──────── RECORDS FOR THE TASK ────────

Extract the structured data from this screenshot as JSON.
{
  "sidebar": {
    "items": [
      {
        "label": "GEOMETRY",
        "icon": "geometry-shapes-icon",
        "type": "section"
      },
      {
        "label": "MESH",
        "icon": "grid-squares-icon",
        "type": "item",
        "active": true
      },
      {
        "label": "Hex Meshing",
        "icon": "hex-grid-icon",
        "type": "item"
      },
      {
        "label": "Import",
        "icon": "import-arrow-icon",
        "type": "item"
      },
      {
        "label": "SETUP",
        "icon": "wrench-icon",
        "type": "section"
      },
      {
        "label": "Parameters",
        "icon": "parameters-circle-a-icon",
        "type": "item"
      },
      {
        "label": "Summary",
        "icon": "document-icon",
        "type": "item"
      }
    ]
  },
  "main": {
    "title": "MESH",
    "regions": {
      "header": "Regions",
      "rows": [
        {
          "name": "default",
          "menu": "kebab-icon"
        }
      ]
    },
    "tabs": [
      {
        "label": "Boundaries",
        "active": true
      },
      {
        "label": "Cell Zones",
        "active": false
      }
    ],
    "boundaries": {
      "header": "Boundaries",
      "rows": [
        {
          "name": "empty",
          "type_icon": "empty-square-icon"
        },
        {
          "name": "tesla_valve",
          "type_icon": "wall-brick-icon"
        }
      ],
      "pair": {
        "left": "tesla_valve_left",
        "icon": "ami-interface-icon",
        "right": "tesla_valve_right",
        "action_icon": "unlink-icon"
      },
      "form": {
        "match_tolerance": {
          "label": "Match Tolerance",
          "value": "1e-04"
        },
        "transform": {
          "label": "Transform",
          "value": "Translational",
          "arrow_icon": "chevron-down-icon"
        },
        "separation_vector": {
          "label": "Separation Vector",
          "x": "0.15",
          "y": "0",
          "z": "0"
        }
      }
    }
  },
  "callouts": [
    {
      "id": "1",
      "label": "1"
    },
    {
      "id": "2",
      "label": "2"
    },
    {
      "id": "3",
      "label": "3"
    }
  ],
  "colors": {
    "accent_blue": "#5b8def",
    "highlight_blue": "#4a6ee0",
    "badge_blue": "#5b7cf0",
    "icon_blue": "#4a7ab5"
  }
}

────────

_GIVEN INSTRUCTION_
Restate each record word for word.

_RESULT OF THE EXERCISE_
Extract the structured data from this screenshot as JSON.
{
  "sidebar": {
    "items": [
      {
        "label": "GEOMETRY",
        "icon": "geometry-shapes-icon",
        "type": "section"
      },
      {
        "label": "MESH",
        "icon": "grid-squares-icon",
        "type": "item",
        "active": true
      },
      {
        "label": "Hex Meshing",
        "icon": "hex-grid-icon",
        "type": "item"
      },
      {
        "label": "Import",
        "icon": "import-arrow-icon",
        "type": "item"
      },
      {
        "label": "SETUP",
        "icon": "wrench-icon",
        "type": "section"
      },
      {
        "label": "Parameters",
        "icon": "parameters-circle-a-icon",
        "type": "item"
      },
      {
        "label": "Summary",
        "icon": "document-icon",
        "type": "item"
      }
    ]
  },
  "main": {
    "title": "MESH",
    "regions": {
      "header": "Regions",
      "rows": [
        {
          "name": "default",
          "menu": "kebab-icon"
        }
      ]
    },
    "tabs": [
      {
        "label": "Boundaries",
        "active": true
      },
      {
        "label": "Cell Zones",
        "active": false
      }
    ],
    "boundaries": {
      "header": "Boundaries",
      "rows": [
        {
          "name": "empty",
          "type_icon": "empty-square-icon"
        },
        {
          "name": "tesla_valve",
          "type_icon": "wall-brick-icon"
        }
      ],
      "pair": {
        "left": "tesla_valve_left",
        "icon": "ami-interface-icon",
        "right": "tesla_valve_right",
        "action_icon": "unlink-icon"
      },
      "form": {
        "match_tolerance": {
          "label": "Match Tolerance",
          "value": "1e-04"
        },
        "transform": {
          "label": "Transform",
          "value": "Translational",
          "arrow_icon": "chevron-down-icon"
        },
        "separation_vector": {
          "label": "Separation Vector",
          "x": "0.15",
          "y": "0",
          "z": "0"
        }
      }
    }
  },
  "callouts": [
    {
      "id": "1",
      "label": "1"
    },
    {
      "id": "2",
      "label": "2"
    },
    {
      "id": "3",
      "label": "3"
    }
  ],
  "colors": {
    "accent_blue": "#5b8def",
    "highlight_blue": "#4a6ee0",
    "badge_blue": "#5b7cf0",
    "icon_blue": "#4a7ab5"
  }
}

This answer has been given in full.